## begin EXCERPTED RECORDS
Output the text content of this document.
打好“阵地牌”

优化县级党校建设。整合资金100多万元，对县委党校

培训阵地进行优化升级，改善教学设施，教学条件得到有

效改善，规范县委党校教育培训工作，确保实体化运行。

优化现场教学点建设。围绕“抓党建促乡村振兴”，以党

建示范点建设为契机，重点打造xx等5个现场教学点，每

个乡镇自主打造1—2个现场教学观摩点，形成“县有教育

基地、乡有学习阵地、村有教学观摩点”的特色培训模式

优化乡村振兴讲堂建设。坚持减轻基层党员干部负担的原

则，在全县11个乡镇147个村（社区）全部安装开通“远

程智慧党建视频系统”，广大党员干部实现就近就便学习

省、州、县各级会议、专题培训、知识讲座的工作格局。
## end EXCERPTED RECORDS
## begin EXCERPTED RECORDS
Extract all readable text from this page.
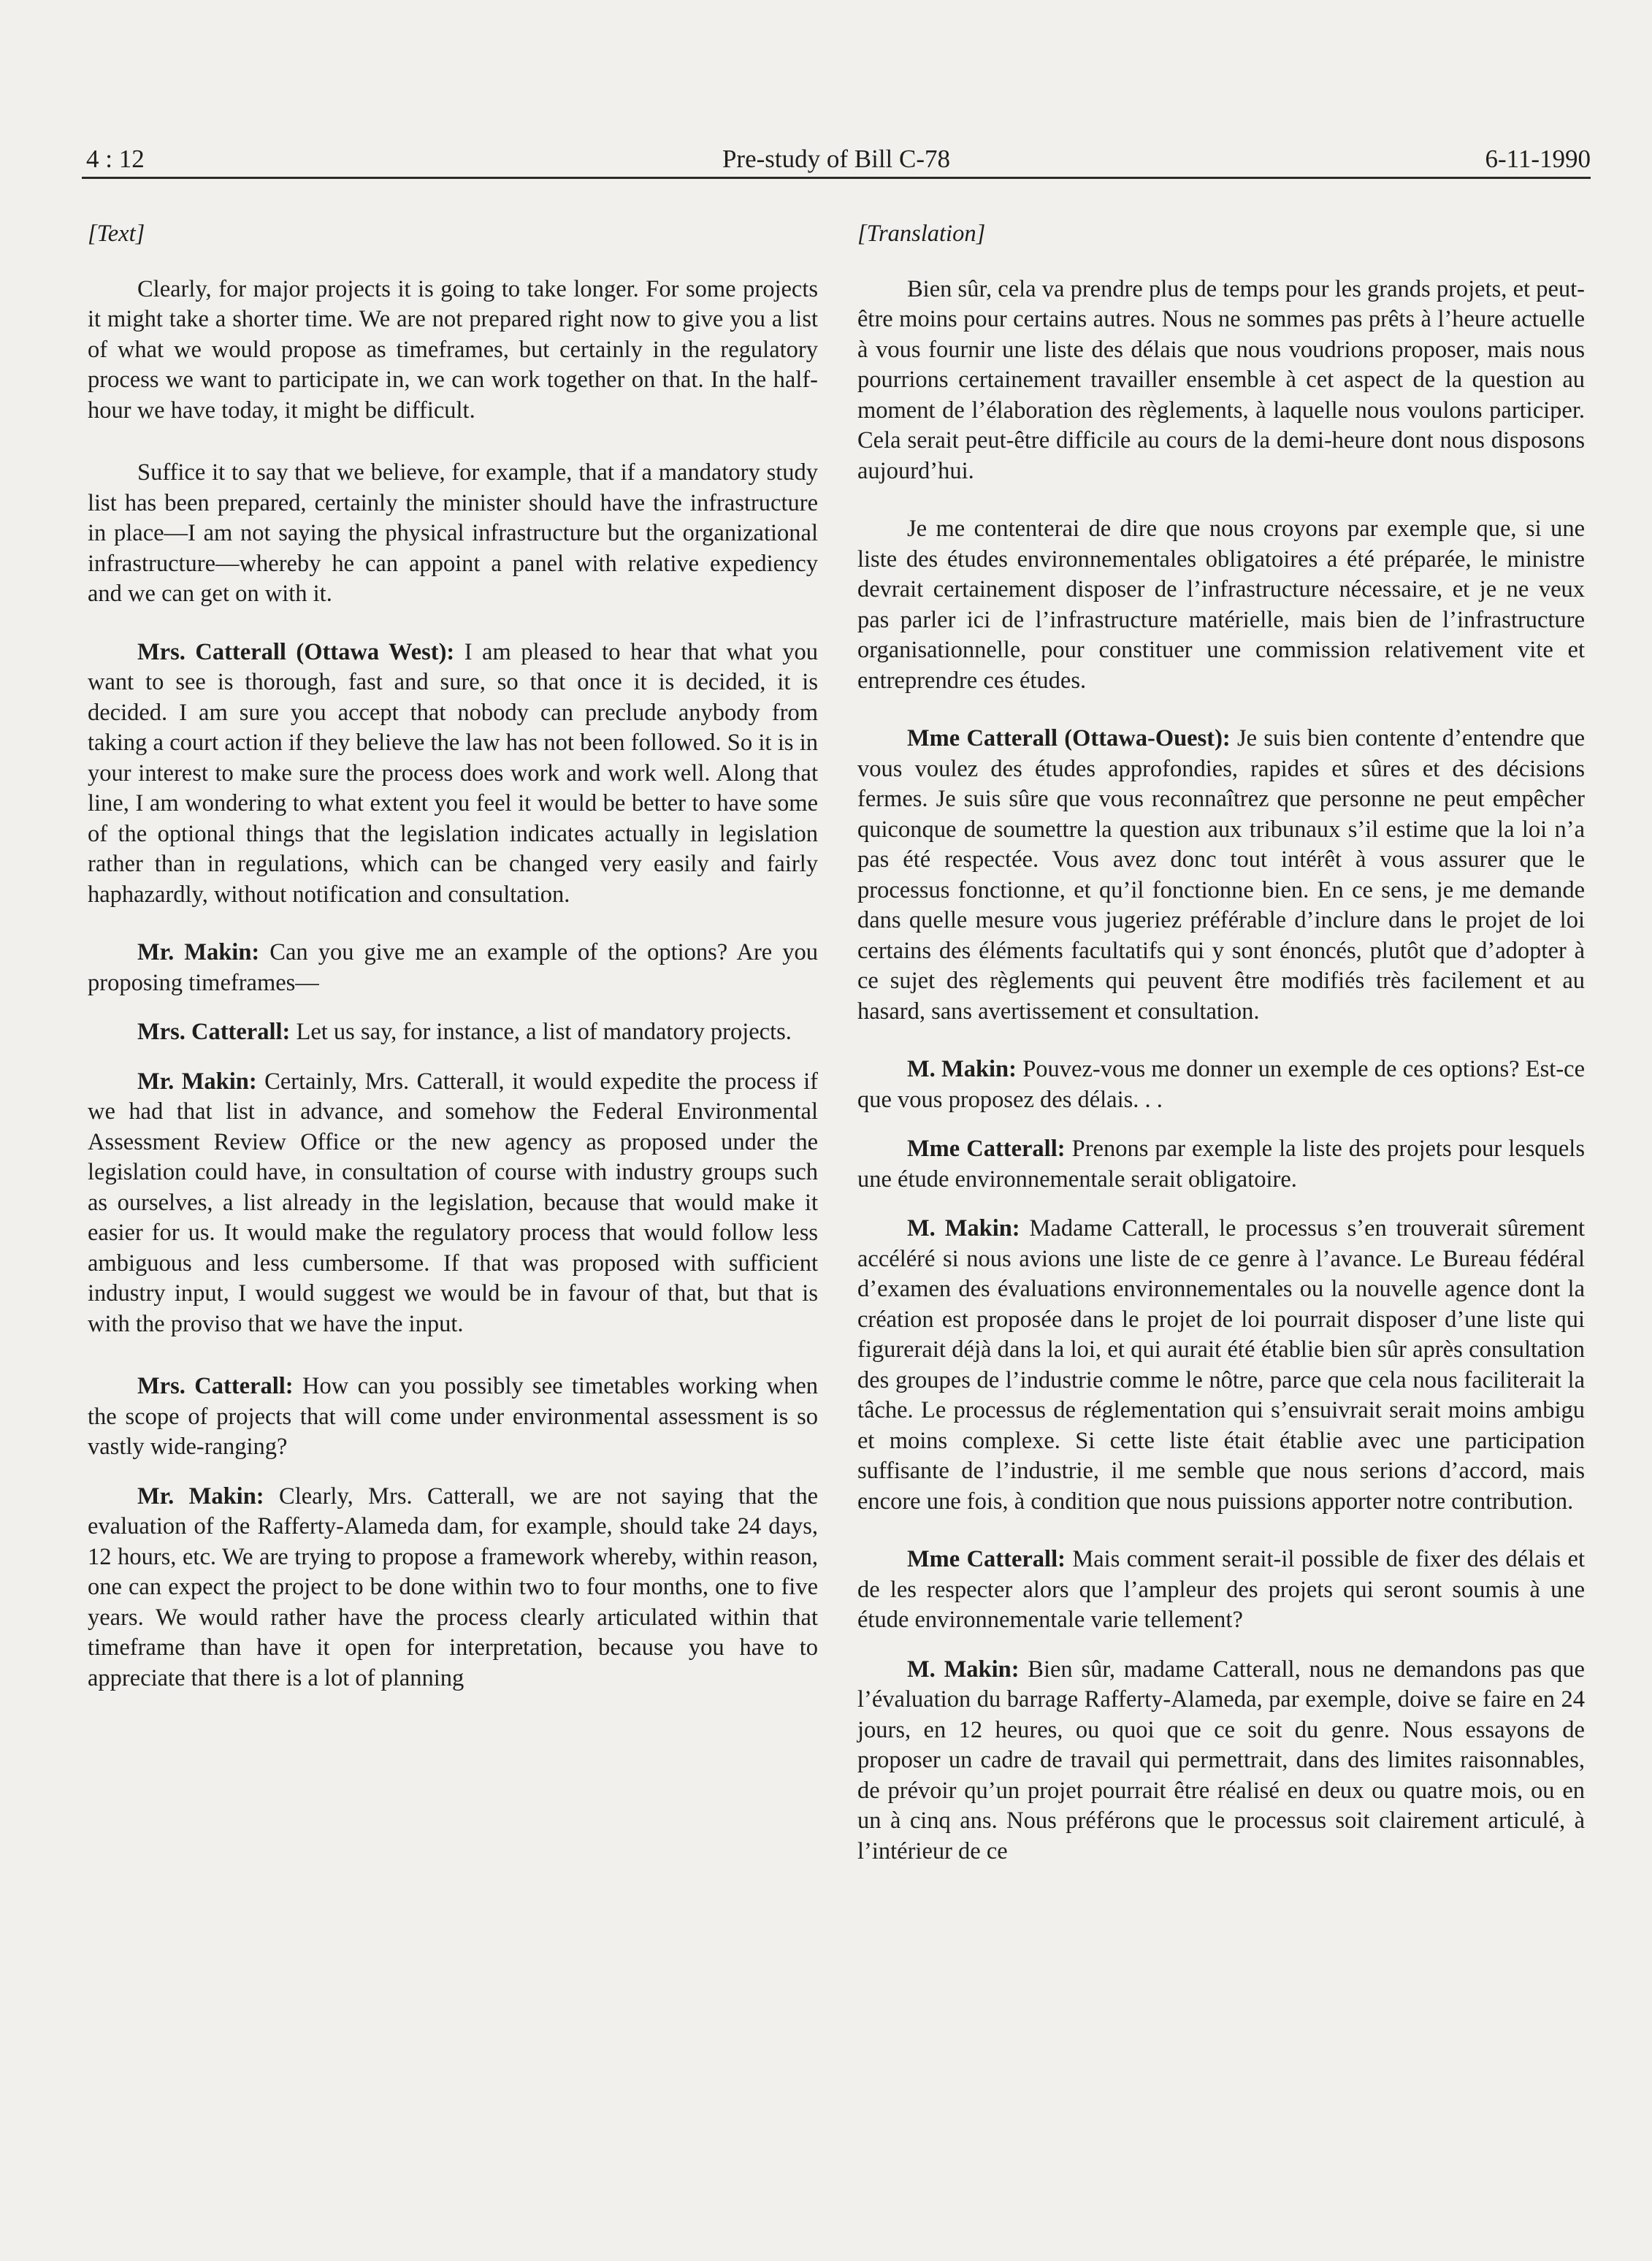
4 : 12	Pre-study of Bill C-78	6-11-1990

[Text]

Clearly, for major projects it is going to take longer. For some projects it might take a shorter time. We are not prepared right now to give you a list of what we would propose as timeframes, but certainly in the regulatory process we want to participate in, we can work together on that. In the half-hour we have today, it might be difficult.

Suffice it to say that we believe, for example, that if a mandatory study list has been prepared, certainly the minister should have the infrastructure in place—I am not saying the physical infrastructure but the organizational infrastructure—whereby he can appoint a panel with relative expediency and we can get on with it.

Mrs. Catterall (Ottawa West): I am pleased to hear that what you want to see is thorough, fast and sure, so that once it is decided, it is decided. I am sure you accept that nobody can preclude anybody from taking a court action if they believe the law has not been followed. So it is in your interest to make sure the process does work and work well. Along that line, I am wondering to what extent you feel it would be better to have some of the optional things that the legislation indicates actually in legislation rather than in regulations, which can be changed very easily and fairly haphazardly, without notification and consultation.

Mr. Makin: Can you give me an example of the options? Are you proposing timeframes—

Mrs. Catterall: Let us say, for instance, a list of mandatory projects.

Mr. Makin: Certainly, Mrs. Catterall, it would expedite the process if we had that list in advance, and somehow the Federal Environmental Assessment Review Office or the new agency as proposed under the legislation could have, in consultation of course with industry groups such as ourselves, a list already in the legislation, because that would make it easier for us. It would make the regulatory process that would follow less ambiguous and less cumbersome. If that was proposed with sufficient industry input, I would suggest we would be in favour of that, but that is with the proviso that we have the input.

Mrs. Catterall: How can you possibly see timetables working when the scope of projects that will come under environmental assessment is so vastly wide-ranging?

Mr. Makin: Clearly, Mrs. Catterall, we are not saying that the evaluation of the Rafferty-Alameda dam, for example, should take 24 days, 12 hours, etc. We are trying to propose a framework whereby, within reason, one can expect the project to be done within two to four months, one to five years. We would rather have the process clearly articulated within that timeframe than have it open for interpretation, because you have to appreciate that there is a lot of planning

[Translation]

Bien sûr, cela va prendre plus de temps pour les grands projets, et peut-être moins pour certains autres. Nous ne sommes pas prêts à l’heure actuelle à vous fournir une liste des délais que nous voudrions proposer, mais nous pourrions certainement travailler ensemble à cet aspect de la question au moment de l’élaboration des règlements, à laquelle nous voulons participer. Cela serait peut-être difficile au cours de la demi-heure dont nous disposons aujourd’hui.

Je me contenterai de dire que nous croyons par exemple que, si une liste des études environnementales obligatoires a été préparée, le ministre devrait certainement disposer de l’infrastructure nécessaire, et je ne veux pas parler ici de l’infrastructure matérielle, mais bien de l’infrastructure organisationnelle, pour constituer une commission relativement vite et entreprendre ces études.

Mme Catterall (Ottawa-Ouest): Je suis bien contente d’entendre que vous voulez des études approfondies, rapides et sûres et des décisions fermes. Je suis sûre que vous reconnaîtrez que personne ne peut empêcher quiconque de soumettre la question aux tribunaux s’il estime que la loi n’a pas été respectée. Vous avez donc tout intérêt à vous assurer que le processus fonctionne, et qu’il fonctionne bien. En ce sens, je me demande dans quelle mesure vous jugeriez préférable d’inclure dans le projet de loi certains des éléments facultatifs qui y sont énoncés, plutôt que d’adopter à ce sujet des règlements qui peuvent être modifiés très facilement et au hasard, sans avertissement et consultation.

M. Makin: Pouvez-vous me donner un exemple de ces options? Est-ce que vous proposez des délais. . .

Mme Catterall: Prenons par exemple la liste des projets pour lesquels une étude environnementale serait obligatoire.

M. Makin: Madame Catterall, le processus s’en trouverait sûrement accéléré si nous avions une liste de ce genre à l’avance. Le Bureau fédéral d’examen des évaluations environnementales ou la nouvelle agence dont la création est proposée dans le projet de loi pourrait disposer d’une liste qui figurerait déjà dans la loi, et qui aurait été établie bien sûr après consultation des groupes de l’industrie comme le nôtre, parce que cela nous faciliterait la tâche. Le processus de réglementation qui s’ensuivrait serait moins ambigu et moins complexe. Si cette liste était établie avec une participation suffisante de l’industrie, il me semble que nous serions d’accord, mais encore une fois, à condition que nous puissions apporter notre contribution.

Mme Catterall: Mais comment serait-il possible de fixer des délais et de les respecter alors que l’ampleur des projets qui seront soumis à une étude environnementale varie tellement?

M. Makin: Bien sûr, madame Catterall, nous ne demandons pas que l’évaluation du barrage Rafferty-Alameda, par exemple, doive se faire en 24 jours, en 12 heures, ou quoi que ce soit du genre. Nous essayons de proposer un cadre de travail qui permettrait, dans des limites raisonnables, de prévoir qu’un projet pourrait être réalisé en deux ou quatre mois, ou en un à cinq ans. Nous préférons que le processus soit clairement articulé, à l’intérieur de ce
## end EXCERPTED RECORDS
_YOUR GOAL_.
Take every line from the data above that holds "this" and copy it out.

_FULL ANSWER_.
Output the text content of this document.
Extract all readable text from this page.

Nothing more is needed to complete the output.